* **GIVEN TASK**
Repeat all of the data precisely.

______________________________

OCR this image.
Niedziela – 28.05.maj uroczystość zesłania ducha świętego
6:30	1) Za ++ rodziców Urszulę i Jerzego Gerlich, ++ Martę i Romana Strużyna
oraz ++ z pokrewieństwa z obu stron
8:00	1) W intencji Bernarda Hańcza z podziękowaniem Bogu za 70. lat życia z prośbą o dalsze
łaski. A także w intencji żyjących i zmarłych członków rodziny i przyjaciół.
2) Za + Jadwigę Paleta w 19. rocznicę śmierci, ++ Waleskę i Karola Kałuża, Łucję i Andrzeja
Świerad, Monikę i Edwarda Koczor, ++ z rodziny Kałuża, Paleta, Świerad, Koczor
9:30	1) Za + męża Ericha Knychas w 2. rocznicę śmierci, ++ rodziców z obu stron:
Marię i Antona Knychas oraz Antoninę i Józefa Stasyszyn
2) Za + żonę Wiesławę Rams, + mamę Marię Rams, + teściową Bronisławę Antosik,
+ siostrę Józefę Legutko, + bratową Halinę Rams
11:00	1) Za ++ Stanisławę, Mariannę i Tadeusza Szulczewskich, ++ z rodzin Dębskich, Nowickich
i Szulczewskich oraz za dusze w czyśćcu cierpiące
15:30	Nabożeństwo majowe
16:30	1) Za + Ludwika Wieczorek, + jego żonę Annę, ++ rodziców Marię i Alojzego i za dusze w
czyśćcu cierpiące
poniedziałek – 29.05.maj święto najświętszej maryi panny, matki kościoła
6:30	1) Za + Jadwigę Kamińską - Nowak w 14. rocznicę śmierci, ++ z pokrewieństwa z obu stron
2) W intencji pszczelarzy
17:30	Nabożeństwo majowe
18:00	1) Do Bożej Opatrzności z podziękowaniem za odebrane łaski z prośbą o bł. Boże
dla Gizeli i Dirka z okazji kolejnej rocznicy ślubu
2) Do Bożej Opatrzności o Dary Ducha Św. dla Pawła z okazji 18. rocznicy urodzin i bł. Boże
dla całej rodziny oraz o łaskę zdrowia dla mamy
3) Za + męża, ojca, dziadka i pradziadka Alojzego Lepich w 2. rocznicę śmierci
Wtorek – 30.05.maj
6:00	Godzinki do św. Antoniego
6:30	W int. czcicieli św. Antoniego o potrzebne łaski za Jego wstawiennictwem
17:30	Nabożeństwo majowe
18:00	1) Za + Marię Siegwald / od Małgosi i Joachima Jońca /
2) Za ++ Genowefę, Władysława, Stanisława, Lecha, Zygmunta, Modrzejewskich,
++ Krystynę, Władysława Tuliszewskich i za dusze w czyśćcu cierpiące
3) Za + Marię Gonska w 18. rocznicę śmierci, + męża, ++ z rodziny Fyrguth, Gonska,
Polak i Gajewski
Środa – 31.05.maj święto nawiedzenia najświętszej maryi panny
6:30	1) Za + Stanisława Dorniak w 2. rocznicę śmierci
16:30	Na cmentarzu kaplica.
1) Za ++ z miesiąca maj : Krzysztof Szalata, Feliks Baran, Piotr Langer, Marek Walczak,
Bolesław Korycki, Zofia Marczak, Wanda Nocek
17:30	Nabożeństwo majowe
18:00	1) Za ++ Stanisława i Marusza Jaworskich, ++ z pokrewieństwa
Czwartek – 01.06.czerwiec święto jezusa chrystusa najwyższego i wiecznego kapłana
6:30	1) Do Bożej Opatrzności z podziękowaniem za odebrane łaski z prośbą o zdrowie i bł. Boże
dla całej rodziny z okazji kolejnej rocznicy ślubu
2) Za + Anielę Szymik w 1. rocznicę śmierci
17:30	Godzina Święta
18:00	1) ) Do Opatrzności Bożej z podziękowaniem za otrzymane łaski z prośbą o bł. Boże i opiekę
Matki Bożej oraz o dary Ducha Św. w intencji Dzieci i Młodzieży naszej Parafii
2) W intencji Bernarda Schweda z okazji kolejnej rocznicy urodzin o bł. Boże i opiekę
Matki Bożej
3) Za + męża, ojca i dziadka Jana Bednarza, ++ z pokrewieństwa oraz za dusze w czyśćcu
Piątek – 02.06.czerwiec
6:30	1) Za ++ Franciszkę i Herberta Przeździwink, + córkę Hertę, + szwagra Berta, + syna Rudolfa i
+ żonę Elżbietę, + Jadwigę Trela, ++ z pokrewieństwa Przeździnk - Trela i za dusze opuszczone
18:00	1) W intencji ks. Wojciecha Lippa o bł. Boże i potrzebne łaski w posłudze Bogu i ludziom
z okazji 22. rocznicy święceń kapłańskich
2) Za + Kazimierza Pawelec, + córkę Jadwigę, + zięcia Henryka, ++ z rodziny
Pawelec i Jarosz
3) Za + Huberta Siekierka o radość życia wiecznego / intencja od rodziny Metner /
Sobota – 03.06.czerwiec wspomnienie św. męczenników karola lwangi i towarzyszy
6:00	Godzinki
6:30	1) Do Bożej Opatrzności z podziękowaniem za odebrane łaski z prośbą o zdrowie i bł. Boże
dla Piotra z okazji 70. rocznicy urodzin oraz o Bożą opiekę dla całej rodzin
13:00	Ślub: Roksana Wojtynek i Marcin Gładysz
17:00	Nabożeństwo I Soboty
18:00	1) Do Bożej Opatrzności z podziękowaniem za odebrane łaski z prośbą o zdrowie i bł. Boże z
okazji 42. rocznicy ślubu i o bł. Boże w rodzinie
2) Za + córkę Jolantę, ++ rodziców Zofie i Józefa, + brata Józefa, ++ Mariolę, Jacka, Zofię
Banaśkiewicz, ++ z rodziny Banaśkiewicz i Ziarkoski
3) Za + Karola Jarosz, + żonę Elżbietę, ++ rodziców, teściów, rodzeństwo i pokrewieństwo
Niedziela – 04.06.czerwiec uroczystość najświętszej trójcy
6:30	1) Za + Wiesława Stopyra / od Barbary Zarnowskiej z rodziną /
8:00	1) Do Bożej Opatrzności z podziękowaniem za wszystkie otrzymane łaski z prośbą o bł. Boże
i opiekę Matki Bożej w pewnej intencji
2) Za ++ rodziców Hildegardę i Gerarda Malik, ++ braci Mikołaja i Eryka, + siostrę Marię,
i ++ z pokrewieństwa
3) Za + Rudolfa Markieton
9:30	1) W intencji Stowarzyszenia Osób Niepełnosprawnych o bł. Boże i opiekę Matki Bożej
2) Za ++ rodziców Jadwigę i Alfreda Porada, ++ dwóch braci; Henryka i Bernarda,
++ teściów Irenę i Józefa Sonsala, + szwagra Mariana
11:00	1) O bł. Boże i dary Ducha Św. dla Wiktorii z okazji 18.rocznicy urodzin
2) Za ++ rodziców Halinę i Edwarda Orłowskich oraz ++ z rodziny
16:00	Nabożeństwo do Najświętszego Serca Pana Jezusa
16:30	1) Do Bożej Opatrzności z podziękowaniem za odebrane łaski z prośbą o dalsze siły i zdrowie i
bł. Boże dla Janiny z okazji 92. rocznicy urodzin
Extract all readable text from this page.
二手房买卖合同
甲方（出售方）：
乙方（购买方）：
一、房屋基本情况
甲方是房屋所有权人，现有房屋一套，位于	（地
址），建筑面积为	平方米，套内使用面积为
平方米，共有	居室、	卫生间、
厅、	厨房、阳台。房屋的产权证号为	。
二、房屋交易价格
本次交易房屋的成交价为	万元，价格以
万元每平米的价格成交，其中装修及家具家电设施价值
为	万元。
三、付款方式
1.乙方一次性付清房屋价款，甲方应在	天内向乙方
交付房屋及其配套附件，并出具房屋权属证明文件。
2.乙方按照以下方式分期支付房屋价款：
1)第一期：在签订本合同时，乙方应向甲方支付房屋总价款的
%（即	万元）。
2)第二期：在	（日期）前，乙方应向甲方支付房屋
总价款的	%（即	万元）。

______________________________

* **SOLVED PROBLEM**
OCR this image.
Niedziela – 28.05.maj uroczystość zesłania ducha świętego
6:30	1) Za ++ rodziców Urszulę i Jerzego Gerlich, ++ Martę i Romana Strużyna
oraz ++ z pokrewieństwa z obu stron
8:00	1) W intencji Bernarda Hańcza z podziękowaniem Bogu za 70. lat życia z prośbą o dalsze
łaski. A także w intencji żyjących i zmarłych członków rodziny i przyjaciół.
2) Za + Jadwigę Paleta w 19. rocznicę śmierci, ++ Waleskę i Karola Kałuża, Łucję i Andrzeja
Świerad, Monikę i Edwarda Koczor, ++ z rodziny Kałuża, Paleta, Świerad, Koczor
9:30	1) Za + męża Ericha Knychas w 2. rocznicę śmierci, ++ rodziców z obu stron:
Marię i Antona Knychas oraz Antoninę i Józefa Stasyszyn
2) Za + żonę Wiesławę Rams, + mamę Marię Rams, + teściową Bronisławę Antosik,
+ siostrę Józefę Legutko, + bratową Halinę Rams
11:00	1) Za ++ Stanisławę, Mariannę i Tadeusza Szulczewskich, ++ z rodzin Dębskich, Nowickich
i Szulczewskich oraz za dusze w czyśćcu cierpiące
15:30	Nabożeństwo majowe
16:30	1) Za + Ludwika Wieczorek, + jego żonę Annę, ++ rodziców Marię i Alojzego i za dusze w
czyśćcu cierpiące
poniedziałek – 29.05.maj święto najświętszej maryi panny, matki kościoła
6:30	1) Za + Jadwigę Kamińską - Nowak w 14. rocznicę śmierci, ++ z pokrewieństwa z obu stron
2) W intencji pszczelarzy
17:30	Nabożeństwo majowe
18:00	1) Do Bożej Opatrzności z podziękowaniem za odebrane łaski z prośbą o bł. Boże
dla Gizeli i Dirka z okazji kolejnej rocznicy ślubu
2) Do Bożej Opatrzności o Dary Ducha Św. dla Pawła z okazji 18. rocznicy urodzin i bł. Boże
dla całej rodziny oraz o łaskę zdrowia dla mamy
3) Za + męża, ojca, dziadka i pradziadka Alojzego Lepich w 2. rocznicę śmierci
Wtorek – 30.05.maj
6:00	Godzinki do św. Antoniego
6:30	W int. czcicieli św. Antoniego o potrzebne łaski za Jego wstawiennictwem
17:30	Nabożeństwo majowe
18:00	1) Za + Marię Siegwald / od Małgosi i Joachima Jońca /
2) Za ++ Genowefę, Władysława, Stanisława, Lecha, Zygmunta, Modrzejewskich,
++ Krystynę, Władysława Tuliszewskich i za dusze w czyśćcu cierpiące
3) Za + Marię Gonska w 18. rocznicę śmierci, + męża, ++ z rodziny Fyrguth, Gonska,
Polak i Gajewski
Środa – 31.05.maj święto nawiedzenia najświętszej maryi panny
6:30	1) Za + Stanisława Dorniak w 2. rocznicę śmierci
16:30	Na cmentarzu kaplica.
1) Za ++ z miesiąca maj : Krzysztof Szalata, Feliks Baran, Piotr Langer, Marek Walczak,
Bolesław Korycki, Zofia Marczak, Wanda Nocek
17:30	Nabożeństwo majowe
18:00	1) Za ++ Stanisława i Marusza Jaworskich, ++ z pokrewieństwa
Czwartek – 01.06.czerwiec święto jezusa chrystusa najwyższego i wiecznego kapłana
6:30	1) Do Bożej Opatrzności z podziękowaniem za odebrane łaski z prośbą o zdrowie i bł. Boże
dla całej rodziny z okazji kolejnej rocznicy ślubu
2) Za + Anielę Szymik w 1. rocznicę śmierci
17:30	Godzina Święta
18:00	1) ) Do Opatrzności Bożej z podziękowaniem za otrzymane łaski z prośbą o bł. Boże i opiekę
Matki Bożej oraz o dary Ducha Św. w intencji Dzieci i Młodzieży naszej Parafii
2) W intencji Bernarda Schweda z okazji kolejnej rocznicy urodzin o bł. Boże i opiekę
Matki Bożej
3) Za + męża, ojca i dziadka Jana Bednarza, ++ z pokrewieństwa oraz za dusze w czyśćcu
Piątek – 02.06.czerwiec
6:30	1) Za ++ Franciszkę i Herberta Przeździwink, + córkę Hertę, + szwagra Berta, + syna Rudolfa i
+ żonę Elżbietę, + Jadwigę Trela, ++ z pokrewieństwa Przeździnk - Trela i za dusze opuszczone
18:00	1) W intencji ks. Wojciecha Lippa o bł. Boże i potrzebne łaski w posłudze Bogu i ludziom
z okazji 22. rocznicy święceń kapłańskich
2) Za + Kazimierza Pawelec, + córkę Jadwigę, + zięcia Henryka, ++ z rodziny
Pawelec i Jarosz
3) Za + Huberta Siekierka o radość życia wiecznego / intencja od rodziny Metner /
Sobota – 03.06.czerwiec wspomnienie św. męczenników karola lwangi i towarzyszy
6:00	Godzinki
6:30	1) Do Bożej Opatrzności z podziękowaniem za odebrane łaski z prośbą o zdrowie i bł. Boże
dla Piotra z okazji 70. rocznicy urodzin oraz o Bożą opiekę dla całej rodzin
13:00	Ślub: Roksana Wojtynek i Marcin Gładysz
17:00	Nabożeństwo I Soboty
18:00	1) Do Bożej Opatrzności z podziękowaniem za odebrane łaski z prośbą o zdrowie i bł. Boże z
okazji 42. rocznicy ślubu i o bł. Boże w rodzinie
2) Za + córkę Jolantę, ++ rodziców Zofie i Józefa, + brata Józefa, ++ Mariolę, Jacka, Zofię
Banaśkiewicz, ++ z rodziny Banaśkiewicz i Ziarkoski
3) Za + Karola Jarosz, + żonę Elżbietę, ++ rodziców, teściów, rodzeństwo i pokrewieństwo
Niedziela – 04.06.czerwiec uroczystość najświętszej trójcy
6:30	1) Za + Wiesława Stopyra / od Barbary Zarnowskiej z rodziną /
8:00	1) Do Bożej Opatrzności z podziękowaniem za wszystkie otrzymane łaski z prośbą o bł. Boże
i opiekę Matki Bożej w pewnej intencji
2) Za ++ rodziców Hildegardę i Gerarda Malik, ++ braci Mikołaja i Eryka, + siostrę Marię,
i ++ z pokrewieństwa
3) Za + Rudolfa Markieton
9:30	1) W intencji Stowarzyszenia Osób Niepełnosprawnych o bł. Boże i opiekę Matki Bożej
2) Za ++ rodziców Jadwigę i Alfreda Porada, ++ dwóch braci; Henryka i Bernarda,
++ teściów Irenę i Józefa Sonsala, + szwagra Mariana
11:00	1) O bł. Boże i dary Ducha Św. dla Wiktorii z okazji 18.rocznicy urodzin
2) Za ++ rodziców Halinę i Edwarda Orłowskich oraz ++ z rodziny
16:00	Nabożeństwo do Najświętszego Serca Pana Jezusa
16:30	1) Do Bożej Opatrzności z podziękowaniem za odebrane łaski z prośbą o dalsze siły i zdrowie i
bł. Boże dla Janiny z okazji 92. rocznicy urodzin
Extract all readable text from this page.
二手房买卖合同
甲方（出售方）：
乙方（购买方）：
一、房屋基本情况
甲方是房屋所有权人，现有房屋一套，位于	（地
址），建筑面积为	平方米，套内使用面积为
平方米，共有	居室、	卫生间、
厅、	厨房、阳台。房屋的产权证号为	。
二、房屋交易价格
本次交易房屋的成交价为	万元，价格以
万元每平米的价格成交，其中装修及家具家电设施价值
为	万元。
三、付款方式
1.乙方一次性付清房屋价款，甲方应在	天内向乙方
交付房屋及其配套附件，并出具房屋权属证明文件。
2.乙方按照以下方式分期支付房屋价款：
1)第一期：在签订本合同时，乙方应向甲方支付房屋总价款的
%（即	万元）。
2)第二期：在	（日期）前，乙方应向甲方支付房屋
总价款的	%（即	万元）。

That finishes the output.